TASKS AND EXERCISES:
1) List every command line that the passage on chmod, chown, and cp shows after a "$" prompt, with the prompt omitted.
2) Copy out the stretch of the passage on chmod, chown, and cp from "chown <new owner>" through "well (e.g., staff).".

TEXT PASSAGE:
To change this file's permissions, you use chmod with options indicating which permissions you want to change. You can do this two ways: in absolute mode or symbolic mode. Absolute mode is more efficient but potentially confusing (see the Webmonkey site or the chmod man page for more information). Symbolic mode uses a "+" or "-" to add or remove permissions from the user (u), group (g), other (o), or to all (a). The syntax looks like this:

chmod [u, g, o, or a]{+ | -}{a | w | x} <file name>

For example, to give write permissions for the foo.txt file to anyone you would enter:
$ chmod a+w foo.txt
Notice that there are no spaces in the "g+w" option. To remove write permissions from all, you would simply change the "+" to a "-":
$ chmod a-w foo.txt
If you want to change permissions on every file in a directory, you can use the -R flag. For example, to give everyone permission to read all files in mydirectory you would enter:
$ chmod -R a+r mydirectory
chown Change the owner of one or more files or directories. You can use ls -l to see who currently owns the file (see figure 1, above, for a full explanation of the output). You must be logged in as the file's current owner or as root before you can change a file or directory's owner. The syntax is

chown <new owner> [: <new group>] <file name>

The <new owner> name is the new owner's user id (e.g., jmu2m). You can assign a new group as well (e.g., staff).

As with chmod , you can use the -R flag to change every file in a directory. You can also use the -h flag to change the ownership of a symbolic link: if you don't use it, the ownership of the referenced file is changed (see ln for more information about symbolic links).

cp Copy a file or directory.
$ cp file1.txt file2.txt 
Note that, in this example, if a file called file2.txt already existed in the current directory it will be overwritten.

You can also use this to copy a file into a different directory:

$ cp file1.txt /some/directory/somewhere/
This puts a copy of file1.txt in the /some/directory/somewhere/ directory.

Data records:
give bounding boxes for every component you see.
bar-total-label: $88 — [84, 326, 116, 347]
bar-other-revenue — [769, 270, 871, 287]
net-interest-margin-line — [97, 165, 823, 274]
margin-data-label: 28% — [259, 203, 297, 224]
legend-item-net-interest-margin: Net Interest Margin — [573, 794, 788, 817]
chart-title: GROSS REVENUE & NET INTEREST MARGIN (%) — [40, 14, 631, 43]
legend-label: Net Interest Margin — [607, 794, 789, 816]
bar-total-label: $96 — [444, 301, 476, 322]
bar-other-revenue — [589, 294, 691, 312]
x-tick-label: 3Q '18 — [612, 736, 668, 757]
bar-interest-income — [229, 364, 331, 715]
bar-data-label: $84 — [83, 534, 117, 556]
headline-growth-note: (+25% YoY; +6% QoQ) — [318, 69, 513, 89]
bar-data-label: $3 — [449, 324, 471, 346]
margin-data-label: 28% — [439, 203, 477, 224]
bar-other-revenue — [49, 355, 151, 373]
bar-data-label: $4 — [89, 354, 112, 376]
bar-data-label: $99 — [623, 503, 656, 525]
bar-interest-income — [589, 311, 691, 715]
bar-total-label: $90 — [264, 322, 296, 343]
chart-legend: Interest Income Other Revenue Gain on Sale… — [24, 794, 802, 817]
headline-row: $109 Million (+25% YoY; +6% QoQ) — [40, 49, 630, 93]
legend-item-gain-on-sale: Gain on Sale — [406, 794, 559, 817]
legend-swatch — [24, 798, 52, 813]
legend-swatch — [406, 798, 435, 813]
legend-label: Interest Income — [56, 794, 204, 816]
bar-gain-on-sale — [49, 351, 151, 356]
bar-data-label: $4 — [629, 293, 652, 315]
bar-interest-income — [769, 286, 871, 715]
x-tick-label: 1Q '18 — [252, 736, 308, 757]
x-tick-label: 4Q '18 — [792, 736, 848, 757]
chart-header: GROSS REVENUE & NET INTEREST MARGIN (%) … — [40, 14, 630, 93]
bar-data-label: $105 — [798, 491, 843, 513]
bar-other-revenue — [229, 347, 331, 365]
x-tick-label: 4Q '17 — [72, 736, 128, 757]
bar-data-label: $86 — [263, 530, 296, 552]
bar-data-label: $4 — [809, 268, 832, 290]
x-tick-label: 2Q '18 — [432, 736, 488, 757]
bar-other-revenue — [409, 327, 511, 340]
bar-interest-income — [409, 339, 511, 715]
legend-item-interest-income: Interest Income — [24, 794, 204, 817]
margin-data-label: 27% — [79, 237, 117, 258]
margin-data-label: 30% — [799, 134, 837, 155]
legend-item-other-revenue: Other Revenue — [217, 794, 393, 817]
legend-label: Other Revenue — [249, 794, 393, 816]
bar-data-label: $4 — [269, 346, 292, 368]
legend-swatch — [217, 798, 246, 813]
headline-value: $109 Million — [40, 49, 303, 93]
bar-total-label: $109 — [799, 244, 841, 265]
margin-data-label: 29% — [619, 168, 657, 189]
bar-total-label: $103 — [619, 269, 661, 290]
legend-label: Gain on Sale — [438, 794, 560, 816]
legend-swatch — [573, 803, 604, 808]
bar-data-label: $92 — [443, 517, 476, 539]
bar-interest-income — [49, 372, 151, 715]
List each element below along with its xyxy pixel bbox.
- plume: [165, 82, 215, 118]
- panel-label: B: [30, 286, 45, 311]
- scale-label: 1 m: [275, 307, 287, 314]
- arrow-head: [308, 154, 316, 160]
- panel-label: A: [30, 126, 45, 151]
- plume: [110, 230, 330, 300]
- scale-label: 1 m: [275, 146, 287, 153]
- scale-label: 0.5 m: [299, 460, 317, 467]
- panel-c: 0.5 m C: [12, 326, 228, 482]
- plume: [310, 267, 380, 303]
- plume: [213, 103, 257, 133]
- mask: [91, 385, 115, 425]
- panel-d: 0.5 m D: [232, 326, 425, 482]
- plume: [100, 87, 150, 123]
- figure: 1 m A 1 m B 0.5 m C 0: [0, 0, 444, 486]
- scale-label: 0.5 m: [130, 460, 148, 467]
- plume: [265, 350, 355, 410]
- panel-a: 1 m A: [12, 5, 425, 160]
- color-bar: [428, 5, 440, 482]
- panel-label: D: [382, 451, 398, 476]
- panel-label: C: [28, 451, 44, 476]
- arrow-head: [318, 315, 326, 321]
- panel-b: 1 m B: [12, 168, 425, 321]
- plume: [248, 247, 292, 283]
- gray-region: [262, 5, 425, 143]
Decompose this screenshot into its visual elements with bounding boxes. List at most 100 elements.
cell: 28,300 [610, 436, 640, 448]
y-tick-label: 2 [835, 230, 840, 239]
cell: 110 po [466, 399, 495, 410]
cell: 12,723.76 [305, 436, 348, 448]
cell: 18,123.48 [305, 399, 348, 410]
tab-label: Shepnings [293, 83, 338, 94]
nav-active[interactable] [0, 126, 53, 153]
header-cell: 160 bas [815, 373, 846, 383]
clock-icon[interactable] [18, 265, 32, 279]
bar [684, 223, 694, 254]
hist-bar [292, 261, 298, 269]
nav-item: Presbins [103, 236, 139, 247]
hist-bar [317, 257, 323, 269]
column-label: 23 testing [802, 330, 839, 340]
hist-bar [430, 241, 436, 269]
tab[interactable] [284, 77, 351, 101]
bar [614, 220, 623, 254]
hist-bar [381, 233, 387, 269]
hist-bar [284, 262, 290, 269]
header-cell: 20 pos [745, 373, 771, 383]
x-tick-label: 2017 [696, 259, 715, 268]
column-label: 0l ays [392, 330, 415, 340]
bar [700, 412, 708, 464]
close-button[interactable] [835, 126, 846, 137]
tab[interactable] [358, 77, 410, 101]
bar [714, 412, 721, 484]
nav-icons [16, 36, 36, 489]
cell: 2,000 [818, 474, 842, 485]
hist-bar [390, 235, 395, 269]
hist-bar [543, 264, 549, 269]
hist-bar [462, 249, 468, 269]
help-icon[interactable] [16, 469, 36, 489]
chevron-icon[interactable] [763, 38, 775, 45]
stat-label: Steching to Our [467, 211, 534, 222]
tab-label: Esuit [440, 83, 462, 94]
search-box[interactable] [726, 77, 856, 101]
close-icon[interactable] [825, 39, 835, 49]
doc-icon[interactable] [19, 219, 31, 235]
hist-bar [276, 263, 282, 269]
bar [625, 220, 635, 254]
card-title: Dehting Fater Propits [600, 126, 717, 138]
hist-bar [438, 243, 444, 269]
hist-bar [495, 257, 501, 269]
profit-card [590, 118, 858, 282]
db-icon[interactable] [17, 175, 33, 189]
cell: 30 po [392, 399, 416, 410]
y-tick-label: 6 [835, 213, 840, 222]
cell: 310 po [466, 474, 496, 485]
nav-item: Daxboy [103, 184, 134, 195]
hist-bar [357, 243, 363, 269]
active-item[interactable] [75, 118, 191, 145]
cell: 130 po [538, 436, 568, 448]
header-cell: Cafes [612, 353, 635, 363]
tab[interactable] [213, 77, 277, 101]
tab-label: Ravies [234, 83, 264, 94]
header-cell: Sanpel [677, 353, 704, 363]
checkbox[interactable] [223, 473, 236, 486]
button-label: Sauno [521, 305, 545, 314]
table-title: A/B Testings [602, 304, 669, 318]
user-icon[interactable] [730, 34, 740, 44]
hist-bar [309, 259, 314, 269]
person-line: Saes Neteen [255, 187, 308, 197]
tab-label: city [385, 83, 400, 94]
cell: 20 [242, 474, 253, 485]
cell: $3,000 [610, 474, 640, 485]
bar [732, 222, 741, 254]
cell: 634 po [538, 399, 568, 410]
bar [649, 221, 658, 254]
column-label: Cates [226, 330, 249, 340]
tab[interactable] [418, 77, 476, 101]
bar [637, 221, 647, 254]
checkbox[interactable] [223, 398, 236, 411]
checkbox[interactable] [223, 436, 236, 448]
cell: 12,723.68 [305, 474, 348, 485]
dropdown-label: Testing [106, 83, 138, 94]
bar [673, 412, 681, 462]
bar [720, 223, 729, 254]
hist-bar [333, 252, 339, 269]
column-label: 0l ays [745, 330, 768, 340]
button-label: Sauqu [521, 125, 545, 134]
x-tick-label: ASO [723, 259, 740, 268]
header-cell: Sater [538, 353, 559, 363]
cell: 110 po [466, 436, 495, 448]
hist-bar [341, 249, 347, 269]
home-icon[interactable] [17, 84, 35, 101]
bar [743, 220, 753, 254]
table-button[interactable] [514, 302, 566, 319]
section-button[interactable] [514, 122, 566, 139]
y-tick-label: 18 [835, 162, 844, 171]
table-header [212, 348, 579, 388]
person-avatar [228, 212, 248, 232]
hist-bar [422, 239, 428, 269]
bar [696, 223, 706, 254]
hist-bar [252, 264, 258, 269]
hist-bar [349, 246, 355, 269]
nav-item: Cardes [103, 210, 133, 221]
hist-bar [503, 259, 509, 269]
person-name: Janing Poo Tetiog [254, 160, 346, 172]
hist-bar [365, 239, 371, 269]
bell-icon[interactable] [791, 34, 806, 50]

ANSWERS TO EACH TASK:
1)
chmod a+w foo.txt
chmod a-w foo.txt
chmod -R a+r mydirectory
cp file1.txt file2.txt
cp file1.txt /some/directory/somewhere/

2)
chown <new owner> [: <new group>] <file name>

The <new owner> name is the new owner's user id (e.g., jmu2m). You can assign a new group as well (e.g., staff).